Below is a listing to write out in full, exactly as given, without its pictures.

Collected data entries
=====
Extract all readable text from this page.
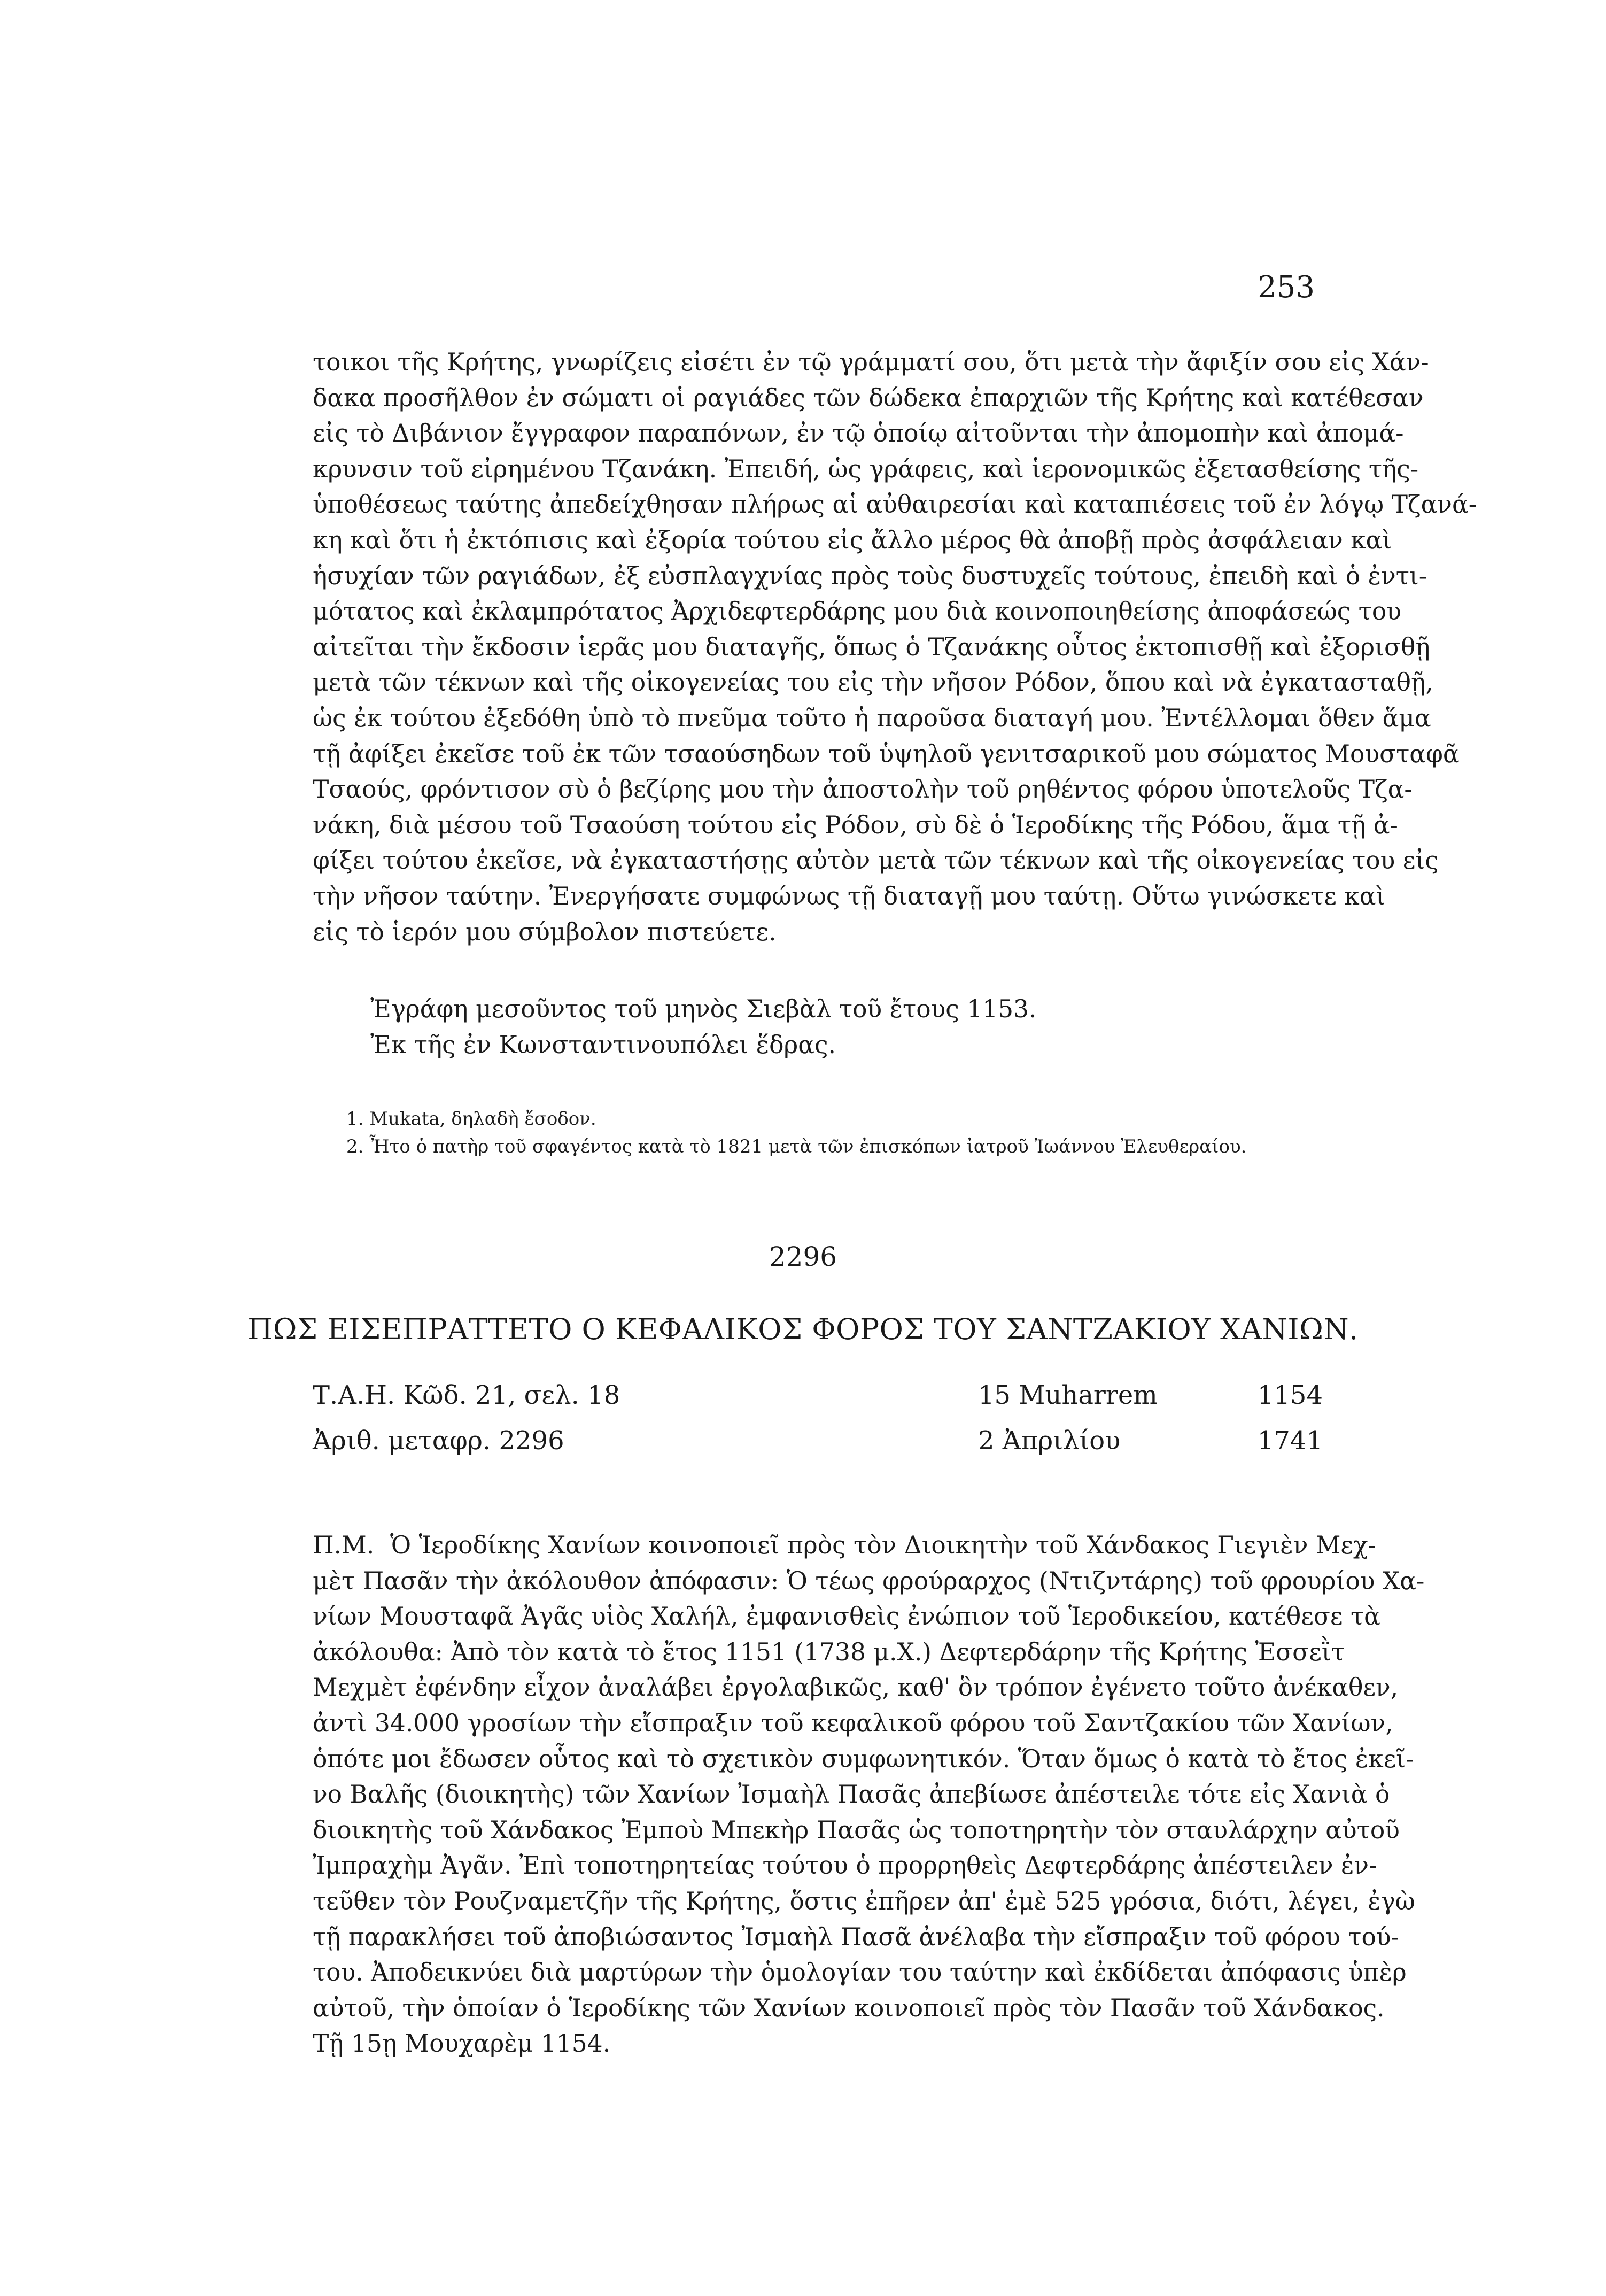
253
τοικοι τῆς Κρήτης, γνωρίζεις εἰσέτι ἐν τῷ γράμματί σου, ὅτι μετὰ τὴν ἄφιξίν σου εἰς Χάν-
δακα προσῆλθον ἐν σώματι οἱ ραγιάδες τῶν δώδεκα ἐπαρχιῶν τῆς Κρήτης καὶ κατέθεσαν
εἰς τὸ Διβάνιον ἔγγραφον παραπόνων, ἐν τῷ ὁποίῳ αἰτοῦνται τὴν ἀπομοπὴν καὶ ἀπομά-
κρυνσιν τοῦ εἰρημένου Τζανάκη. Ἐπειδή, ὡς γράφεις, καὶ ἱερονομικῶς ἐξετασθείσης τῆς-
ὑποθέσεως ταύτης ἀπεδείχθησαν πλήρως αἱ αὐθαιρεσίαι καὶ καταπιέσεις τοῦ ἐν λόγῳ Τζανά-
κη καὶ ὅτι ἡ ἐκτόπισις καὶ ἐξορία τούτου εἰς ἄλλο μέρος θὰ ἀποβῇ πρὸς ἀσφάλειαν καὶ
ἡσυχίαν τῶν ραγιάδων, ἐξ εὐσπλαγχνίας πρὸς τοὺς δυστυχεῖς τούτους, ἐπειδὴ καὶ ὁ ἐντι-
μότατος καὶ ἐκλαμπρότατος Ἀρχιδεφτερδάρης μου διὰ κοινοποιηθείσης ἀποφάσεώς του
αἰτεῖται τὴν ἔκδοσιν ἱερᾶς μου διαταγῆς, ὅπως ὁ Τζανάκης οὗτος ἐκτοπισθῇ καὶ ἐξορισθῇ
μετὰ τῶν τέκνων καὶ τῆς οἰκογενείας του εἰς τὴν νῆσον Ρόδον, ὅπου καὶ νὰ ἐγκατασταθῇ,
ὡς ἐκ τούτου ἐξεδόθη ὑπὸ τὸ πνεῦμα τοῦτο ἡ παροῦσα διαταγή μου. Ἐντέλλομαι ὅθεν ἅμα
τῇ ἀφίξει ἐκεῖσε τοῦ ἐκ τῶν τσαούσηδων τοῦ ὑψηλοῦ γενιτσαρικοῦ μου σώματος Μουσταφᾶ
Τσαούς, φρόντισον σὺ ὁ βεζίρης μου τὴν ἀποστολὴν τοῦ ρηθέντος φόρου ὑποτελοῦς Τζα-
νάκη, διὰ μέσου τοῦ Τσαούση τούτου εἰς Ρόδον, σὺ δὲ ὁ Ἱεροδίκης τῆς Ρόδου, ἅμα τῇ ἀ-
φίξει τούτου ἐκεῖσε, νὰ ἐγκαταστήσῃς αὐτὸν μετὰ τῶν τέκνων καὶ τῆς οἰκογενείας του εἰς
τὴν νῆσον ταύτην. Ἐνεργήσατε συμφώνως τῇ διαταγῇ μου ταύτῃ. Οὕτω γινώσκετε καὶ
εἰς τὸ ἱερόν μου σύμβολον πιστεύετε.
Ἐγράφη μεσοῦντος τοῦ μηνὸς Σιεβὰλ τοῦ ἔτους 1153.
Ἐκ τῆς ἐν Κωνσταντινουπόλει ἕδρας.
1. Mukata, δηλαδὴ ἔσοδον.
2. Ἦτο ὁ πατὴρ τοῦ σφαγέντος κατὰ τὸ 1821 μετὰ τῶν ἐπισκόπων ἰατροῦ Ἰωάννου Ἐλευθεραίου.
2296
ΠΩΣ ΕΙΣΕΠΡΑΤΤΕΤΟ Ο ΚΕΦΑΛΙΚΟΣ ΦΟΡΟΣ ΤΟΥ ΣΑΝΤΖΑΚΙΟΥ ΧΑΝΙΩΝ.
Τ.Α.Η. Κῶδ. 21, σελ. 18	15 Muharrem	1154
Ἀριθ. μεταφρ. 2296	2 Ἀπριλίου	1741
Π.Μ. Ὁ Ἱεροδίκης Χανίων κοινοποιεῖ πρὸς τὸν Διοικητὴν τοῦ Χάνδακος Γιεγιὲν Μεχ-
μὲτ Πασᾶν τὴν ἀκόλουθον ἀπόφασιν: Ὁ τέως φρούραρχος (Ντιζντάρης) τοῦ φρουρίου Χα-
νίων Μουσταφᾶ Ἀγᾶς υἱὸς Χαλήλ, ἐμφανισθεὶς ἐνώπιον τοῦ Ἱεροδικείου, κατέθεσε τὰ
ἀκόλουθα: Ἀπὸ τὸν κατὰ τὸ ἔτος 1151 (1738 μ.Χ.) Δεφτερδάρην τῆς Κρήτης Ἐσσεῒτ
Μεχμὲτ ἐφένδην εἶχον ἀναλάβει ἐργολαβικῶς, καθ' ὃν τρόπον ἐγένετο τοῦτο ἀνέκαθεν,
ἀντὶ 34.000 γροσίων τὴν εἴσπραξιν τοῦ κεφαλικοῦ φόρου τοῦ Σαντζακίου τῶν Χανίων,
ὁπότε μοι ἔδωσεν οὗτος καὶ τὸ σχετικὸν συμφωνητικόν. Ὅταν ὅμως ὁ κατὰ τὸ ἔτος ἐκεῖ-
νο Βαλῆς (διοικητὴς) τῶν Χανίων Ἰσμαὴλ Πασᾶς ἀπεβίωσε ἀπέστειλε τότε εἰς Χανιὰ ὁ
διοικητὴς τοῦ Χάνδακος Ἐμποὺ Μπεκὴρ Πασᾶς ὡς τοποτηρητὴν τὸν σταυλάρχην αὐτοῦ
Ἰμπραχὴμ Ἀγᾶν. Ἐπὶ τοποτηρητείας τούτου ὁ προρρηθεὶς Δεφτερδάρης ἀπέστειλεν ἐν-
τεῦθεν τὸν Ρουζναμετζῆν τῆς Κρήτης, ὅστις ἐπῆρεν ἀπ' ἐμὲ 525 γρόσια, διότι, λέγει, ἐγὼ
τῇ παρακλήσει τοῦ ἀποβιώσαντος Ἰσμαὴλ Πασᾶ ἀνέλαβα τὴν εἴσπραξιν τοῦ φόρου τού-
του. Ἀποδεικνύει διὰ μαρτύρων τὴν ὁμολογίαν του ταύτην καὶ ἐκδίδεται ἀπόφασις ὑπὲρ
αὐτοῦ, τὴν ὁποίαν ὁ Ἱεροδίκης τῶν Χανίων κοινοποιεῖ πρὸς τὸν Πασᾶν τοῦ Χάνδακος.
Τῇ 15ῃ Μουχαρὲμ 1154.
=====
CORRECT ANSWER:
Extract all readable text from this page.
253
τοικοι τῆς Κρήτης, γνωρίζεις εἰσέτι ἐν τῷ γράμματί σου, ὅτι μετὰ τὴν ἄφιξίν σου εἰς Χάν-
δακα προσῆλθον ἐν σώματι οἱ ραγιάδες τῶν δώδεκα ἐπαρχιῶν τῆς Κρήτης καὶ κατέθεσαν
εἰς τὸ Διβάνιον ἔγγραφον παραπόνων, ἐν τῷ ὁποίῳ αἰτοῦνται τὴν ἀπομοπὴν καὶ ἀπομά-
κρυνσιν τοῦ εἰρημένου Τζανάκη. Ἐπειδή, ὡς γράφεις, καὶ ἱερονομικῶς ἐξετασθείσης τῆς-
ὑποθέσεως ταύτης ἀπεδείχθησαν πλήρως αἱ αὐθαιρεσίαι καὶ καταπιέσεις τοῦ ἐν λόγῳ Τζανά-
κη καὶ ὅτι ἡ ἐκτόπισις καὶ ἐξορία τούτου εἰς ἄλλο μέρος θὰ ἀποβῇ πρὸς ἀσφάλειαν καὶ
ἡσυχίαν τῶν ραγιάδων, ἐξ εὐσπλαγχνίας πρὸς τοὺς δυστυχεῖς τούτους, ἐπειδὴ καὶ ὁ ἐντι-
μότατος καὶ ἐκλαμπρότατος Ἀρχιδεφτερδάρης μου διὰ κοινοποιηθείσης ἀποφάσεώς του
αἰτεῖται τὴν ἔκδοσιν ἱερᾶς μου διαταγῆς, ὅπως ὁ Τζανάκης οὗτος ἐκτοπισθῇ καὶ ἐξορισθῇ
μετὰ τῶν τέκνων καὶ τῆς οἰκογενείας του εἰς τὴν νῆσον Ρόδον, ὅπου καὶ νὰ ἐγκατασταθῇ,
ὡς ἐκ τούτου ἐξεδόθη ὑπὸ τὸ πνεῦμα τοῦτο ἡ παροῦσα διαταγή μου. Ἐντέλλομαι ὅθεν ἅμα
τῇ ἀφίξει ἐκεῖσε τοῦ ἐκ τῶν τσαούσηδων τοῦ ὑψηλοῦ γενιτσαρικοῦ μου σώματος Μουσταφᾶ
Τσαούς, φρόντισον σὺ ὁ βεζίρης μου τὴν ἀποστολὴν τοῦ ρηθέντος φόρου ὑποτελοῦς Τζα-
νάκη, διὰ μέσου τοῦ Τσαούση τούτου εἰς Ρόδον, σὺ δὲ ὁ Ἱεροδίκης τῆς Ρόδου, ἅμα τῇ ἀ-
φίξει τούτου ἐκεῖσε, νὰ ἐγκαταστήσῃς αὐτὸν μετὰ τῶν τέκνων καὶ τῆς οἰκογενείας του εἰς
τὴν νῆσον ταύτην. Ἐνεργήσατε συμφώνως τῇ διαταγῇ μου ταύτῃ. Οὕτω γινώσκετε καὶ
εἰς τὸ ἱερόν μου σύμβολον πιστεύετε.
Ἐγράφη μεσοῦντος τοῦ μηνὸς Σιεβὰλ τοῦ ἔτους 1153.
Ἐκ τῆς ἐν Κωνσταντινουπόλει ἕδρας.
1. Mukata, δηλαδὴ ἔσοδον.
2. Ἦτο ὁ πατὴρ τοῦ σφαγέντος κατὰ τὸ 1821 μετὰ τῶν ἐπισκόπων ἰατροῦ Ἰωάννου Ἐλευθεραίου.
2296
ΠΩΣ ΕΙΣΕΠΡΑΤΤΕΤΟ Ο ΚΕΦΑΛΙΚΟΣ ΦΟΡΟΣ ΤΟΥ ΣΑΝΤΖΑΚΙΟΥ ΧΑΝΙΩΝ.
Τ.Α.Η. Κῶδ. 21, σελ. 18	15 Muharrem	1154
Ἀριθ. μεταφρ. 2296	2 Ἀπριλίου	1741
Π.Μ. Ὁ Ἱεροδίκης Χανίων κοινοποιεῖ πρὸς τὸν Διοικητὴν τοῦ Χάνδακος Γιεγιὲν Μεχ-
μὲτ Πασᾶν τὴν ἀκόλουθον ἀπόφασιν: Ὁ τέως φρούραρχος (Ντιζντάρης) τοῦ φρουρίου Χα-
νίων Μουσταφᾶ Ἀγᾶς υἱὸς Χαλήλ, ἐμφανισθεὶς ἐνώπιον τοῦ Ἱεροδικείου, κατέθεσε τὰ
ἀκόλουθα: Ἀπὸ τὸν κατὰ τὸ ἔτος 1151 (1738 μ.Χ.) Δεφτερδάρην τῆς Κρήτης Ἐσσεῒτ
Μεχμὲτ ἐφένδην εἶχον ἀναλάβει ἐργολαβικῶς, καθ' ὃν τρόπον ἐγένετο τοῦτο ἀνέκαθεν,
ἀντὶ 34.000 γροσίων τὴν εἴσπραξιν τοῦ κεφαλικοῦ φόρου τοῦ Σαντζακίου τῶν Χανίων,
ὁπότε μοι ἔδωσεν οὗτος καὶ τὸ σχετικὸν συμφωνητικόν. Ὅταν ὅμως ὁ κατὰ τὸ ἔτος ἐκεῖ-
νο Βαλῆς (διοικητὴς) τῶν Χανίων Ἰσμαὴλ Πασᾶς ἀπεβίωσε ἀπέστειλε τότε εἰς Χανιὰ ὁ
διοικητὴς τοῦ Χάνδακος Ἐμποὺ Μπεκὴρ Πασᾶς ὡς τοποτηρητὴν τὸν σταυλάρχην αὐτοῦ
Ἰμπραχὴμ Ἀγᾶν. Ἐπὶ τοποτηρητείας τούτου ὁ προρρηθεὶς Δεφτερδάρης ἀπέστειλεν ἐν-
τεῦθεν τὸν Ρουζναμετζῆν τῆς Κρήτης, ὅστις ἐπῆρεν ἀπ' ἐμὲ 525 γρόσια, διότι, λέγει, ἐγὼ
τῇ παρακλήσει τοῦ ἀποβιώσαντος Ἰσμαὴλ Πασᾶ ἀνέλαβα τὴν εἴσπραξιν τοῦ φόρου τού-
του. Ἀποδεικνύει διὰ μαρτύρων τὴν ὁμολογίαν του ταύτην καὶ ἐκδίδεται ἀπόφασις ὑπὲρ
αὐτοῦ, τὴν ὁποίαν ὁ Ἱεροδίκης τῶν Χανίων κοινοποιεῖ πρὸς τὸν Πασᾶν τοῦ Χάνδακος.
Τῇ 15ῃ Μουχαρὲμ 1154.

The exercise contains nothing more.